— start Record set —
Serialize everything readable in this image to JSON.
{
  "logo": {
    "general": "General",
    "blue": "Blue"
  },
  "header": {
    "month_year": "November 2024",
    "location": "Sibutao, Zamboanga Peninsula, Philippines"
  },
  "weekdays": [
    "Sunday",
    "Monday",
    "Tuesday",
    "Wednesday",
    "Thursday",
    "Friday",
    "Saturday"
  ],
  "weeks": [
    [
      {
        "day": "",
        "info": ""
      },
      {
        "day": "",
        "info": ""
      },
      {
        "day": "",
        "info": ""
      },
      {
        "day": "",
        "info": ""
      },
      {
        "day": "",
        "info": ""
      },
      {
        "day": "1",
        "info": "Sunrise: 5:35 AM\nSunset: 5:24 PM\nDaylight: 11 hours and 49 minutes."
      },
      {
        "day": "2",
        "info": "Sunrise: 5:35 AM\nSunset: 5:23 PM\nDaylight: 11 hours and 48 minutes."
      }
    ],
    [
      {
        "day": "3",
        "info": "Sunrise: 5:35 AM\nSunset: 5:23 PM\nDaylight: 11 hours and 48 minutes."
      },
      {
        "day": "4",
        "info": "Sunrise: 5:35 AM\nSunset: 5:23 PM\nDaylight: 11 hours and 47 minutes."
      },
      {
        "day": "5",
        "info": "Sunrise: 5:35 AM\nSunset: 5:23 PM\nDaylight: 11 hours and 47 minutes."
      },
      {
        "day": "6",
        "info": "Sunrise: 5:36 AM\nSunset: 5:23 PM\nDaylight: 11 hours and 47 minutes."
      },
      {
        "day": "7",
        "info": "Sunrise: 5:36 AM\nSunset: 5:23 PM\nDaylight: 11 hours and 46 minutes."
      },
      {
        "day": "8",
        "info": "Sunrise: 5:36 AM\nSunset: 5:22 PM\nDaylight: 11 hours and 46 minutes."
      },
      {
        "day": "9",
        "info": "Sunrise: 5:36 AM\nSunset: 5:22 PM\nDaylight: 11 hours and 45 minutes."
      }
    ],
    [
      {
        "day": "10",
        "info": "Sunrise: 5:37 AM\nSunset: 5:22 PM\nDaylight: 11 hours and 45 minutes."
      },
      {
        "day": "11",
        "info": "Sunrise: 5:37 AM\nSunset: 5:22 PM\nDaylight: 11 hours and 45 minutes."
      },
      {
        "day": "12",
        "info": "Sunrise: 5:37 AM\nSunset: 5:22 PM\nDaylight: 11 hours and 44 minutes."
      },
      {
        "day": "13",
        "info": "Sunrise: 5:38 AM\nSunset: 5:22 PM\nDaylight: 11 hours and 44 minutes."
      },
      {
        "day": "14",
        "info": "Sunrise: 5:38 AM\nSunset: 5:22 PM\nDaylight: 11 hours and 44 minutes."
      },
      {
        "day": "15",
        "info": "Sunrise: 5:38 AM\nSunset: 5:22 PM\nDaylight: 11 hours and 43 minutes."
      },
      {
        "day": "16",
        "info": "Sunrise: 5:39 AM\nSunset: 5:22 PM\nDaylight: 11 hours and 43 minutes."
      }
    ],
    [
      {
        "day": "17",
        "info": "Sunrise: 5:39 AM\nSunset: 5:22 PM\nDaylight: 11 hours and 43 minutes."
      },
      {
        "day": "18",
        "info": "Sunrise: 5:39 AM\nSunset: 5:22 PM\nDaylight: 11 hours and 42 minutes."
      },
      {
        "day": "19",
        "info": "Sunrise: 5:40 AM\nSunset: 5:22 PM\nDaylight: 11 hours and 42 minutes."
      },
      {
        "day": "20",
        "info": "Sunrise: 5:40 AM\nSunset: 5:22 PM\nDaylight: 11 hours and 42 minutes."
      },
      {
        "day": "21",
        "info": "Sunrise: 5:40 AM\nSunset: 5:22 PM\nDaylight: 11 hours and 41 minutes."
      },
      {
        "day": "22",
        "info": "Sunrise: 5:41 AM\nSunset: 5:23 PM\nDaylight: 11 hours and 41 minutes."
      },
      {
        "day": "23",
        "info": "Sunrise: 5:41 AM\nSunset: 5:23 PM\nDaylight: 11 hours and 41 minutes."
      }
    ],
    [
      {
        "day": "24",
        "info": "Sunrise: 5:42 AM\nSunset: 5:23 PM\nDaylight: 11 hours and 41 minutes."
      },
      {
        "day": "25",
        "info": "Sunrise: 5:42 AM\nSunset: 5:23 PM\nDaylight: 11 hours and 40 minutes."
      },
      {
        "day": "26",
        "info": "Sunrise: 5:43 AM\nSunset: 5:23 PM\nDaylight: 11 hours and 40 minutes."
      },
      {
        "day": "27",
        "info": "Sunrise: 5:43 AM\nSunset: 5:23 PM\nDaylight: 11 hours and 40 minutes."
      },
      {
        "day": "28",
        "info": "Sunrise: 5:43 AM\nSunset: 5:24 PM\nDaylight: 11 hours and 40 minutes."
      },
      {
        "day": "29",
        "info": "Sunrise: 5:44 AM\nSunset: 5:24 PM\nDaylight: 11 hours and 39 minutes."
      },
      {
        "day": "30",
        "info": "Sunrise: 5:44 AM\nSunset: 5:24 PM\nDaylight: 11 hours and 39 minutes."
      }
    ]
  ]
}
— end Record set —
* Exercise goal
Write out all of the records once more, exactly.

* Solution for this task
Serialize everything readable in this image to JSON.
{
  "logo": {
    "general": "General",
    "blue": "Blue"
  },
  "header": {
    "month_year": "November 2024",
    "location": "Sibutao, Zamboanga Peninsula, Philippines"
  },
  "weekdays": [
    "Sunday",
    "Monday",
    "Tuesday",
    "Wednesday",
    "Thursday",
    "Friday",
    "Saturday"
  ],
  "weeks": [
    [
      {
        "day": "",
        "info": ""
      },
      {
        "day": "",
        "info": ""
      },
      {
        "day": "",
        "info": ""
      },
      {
        "day": "",
        "info": ""
      },
      {
        "day": "",
        "info": ""
      },
      {
        "day": "1",
        "info": "Sunrise: 5:35 AM\nSunset: 5:24 PM\nDaylight: 11 hours and 49 minutes."
      },
      {
        "day": "2",
        "info": "Sunrise: 5:35 AM\nSunset: 5:23 PM\nDaylight: 11 hours and 48 minutes."
      }
    ],
    [
      {
        "day": "3",
        "info": "Sunrise: 5:35 AM\nSunset: 5:23 PM\nDaylight: 11 hours and 48 minutes."
      },
      {
        "day": "4",
        "info": "Sunrise: 5:35 AM\nSunset: 5:23 PM\nDaylight: 11 hours and 47 minutes."
      },
      {
        "day": "5",
        "info": "Sunrise: 5:35 AM\nSunset: 5:23 PM\nDaylight: 11 hours and 47 minutes."
      },
      {
        "day": "6",
        "info": "Sunrise: 5:36 AM\nSunset: 5:23 PM\nDaylight: 11 hours and 47 minutes."
      },
      {
        "day": "7",
        "info": "Sunrise: 5:36 AM\nSunset: 5:23 PM\nDaylight: 11 hours and 46 minutes."
      },
      {
        "day": "8",
        "info": "Sunrise: 5:36 AM\nSunset: 5:22 PM\nDaylight: 11 hours and 46 minutes."
      },
      {
        "day": "9",
        "info": "Sunrise: 5:36 AM\nSunset: 5:22 PM\nDaylight: 11 hours and 45 minutes."
      }
    ],
    [
      {
        "day": "10",
        "info": "Sunrise: 5:37 AM\nSunset: 5:22 PM\nDaylight: 11 hours and 45 minutes."
      },
      {
        "day": "11",
        "info": "Sunrise: 5:37 AM\nSunset: 5:22 PM\nDaylight: 11 hours and 45 minutes."
      },
      {
        "day": "12",
        "info": "Sunrise: 5:37 AM\nSunset: 5:22 PM\nDaylight: 11 hours and 44 minutes."
      },
      {
        "day": "13",
        "info": "Sunrise: 5:38 AM\nSunset: 5:22 PM\nDaylight: 11 hours and 44 minutes."
      },
      {
        "day": "14",
        "info": "Sunrise: 5:38 AM\nSunset: 5:22 PM\nDaylight: 11 hours and 44 minutes."
      },
      {
        "day": "15",
        "info": "Sunrise: 5:38 AM\nSunset: 5:22 PM\nDaylight: 11 hours and 43 minutes."
      },
      {
        "day": "16",
        "info": "Sunrise: 5:39 AM\nSunset: 5:22 PM\nDaylight: 11 hours and 43 minutes."
      }
    ],
    [
      {
        "day": "17",
        "info": "Sunrise: 5:39 AM\nSunset: 5:22 PM\nDaylight: 11 hours and 43 minutes."
      },
      {
        "day": "18",
        "info": "Sunrise: 5:39 AM\nSunset: 5:22 PM\nDaylight: 11 hours and 42 minutes."
      },
      {
        "day": "19",
        "info": "Sunrise: 5:40 AM\nSunset: 5:22 PM\nDaylight: 11 hours and 42 minutes."
      },
      {
        "day": "20",
        "info": "Sunrise: 5:40 AM\nSunset: 5:22 PM\nDaylight: 11 hours and 42 minutes."
      },
      {
        "day": "21",
        "info": "Sunrise: 5:40 AM\nSunset: 5:22 PM\nDaylight: 11 hours and 41 minutes."
      },
      {
        "day": "22",
        "info": "Sunrise: 5:41 AM\nSunset: 5:23 PM\nDaylight: 11 hours and 41 minutes."
      },
      {
        "day": "23",
        "info": "Sunrise: 5:41 AM\nSunset: 5:23 PM\nDaylight: 11 hours and 41 minutes."
      }
    ],
    [
      {
        "day": "24",
        "info": "Sunrise: 5:42 AM\nSunset: 5:23 PM\nDaylight: 11 hours and 41 minutes."
      },
      {
        "day": "25",
        "info": "Sunrise: 5:42 AM\nSunset: 5:23 PM\nDaylight: 11 hours and 40 minutes."
      },
      {
        "day": "26",
        "info": "Sunrise: 5:43 AM\nSunset: 5:23 PM\nDaylight: 11 hours and 40 minutes."
      },
      {
        "day": "27",
        "info": "Sunrise: 5:43 AM\nSunset: 5:23 PM\nDaylight: 11 hours and 40 minutes."
      },
      {
        "day": "28",
        "info": "Sunrise: 5:43 AM\nSunset: 5:24 PM\nDaylight: 11 hours and 40 minutes."
      },
      {
        "day": "29",
        "info": "Sunrise: 5:44 AM\nSunset: 5:24 PM\nDaylight: 11 hours and 39 minutes."
      },
      {
        "day": "30",
        "info": "Sunrise: 5:44 AM\nSunset: 5:24 PM\nDaylight: 11 hours and 39 minutes."
      }
    ]
  ]
}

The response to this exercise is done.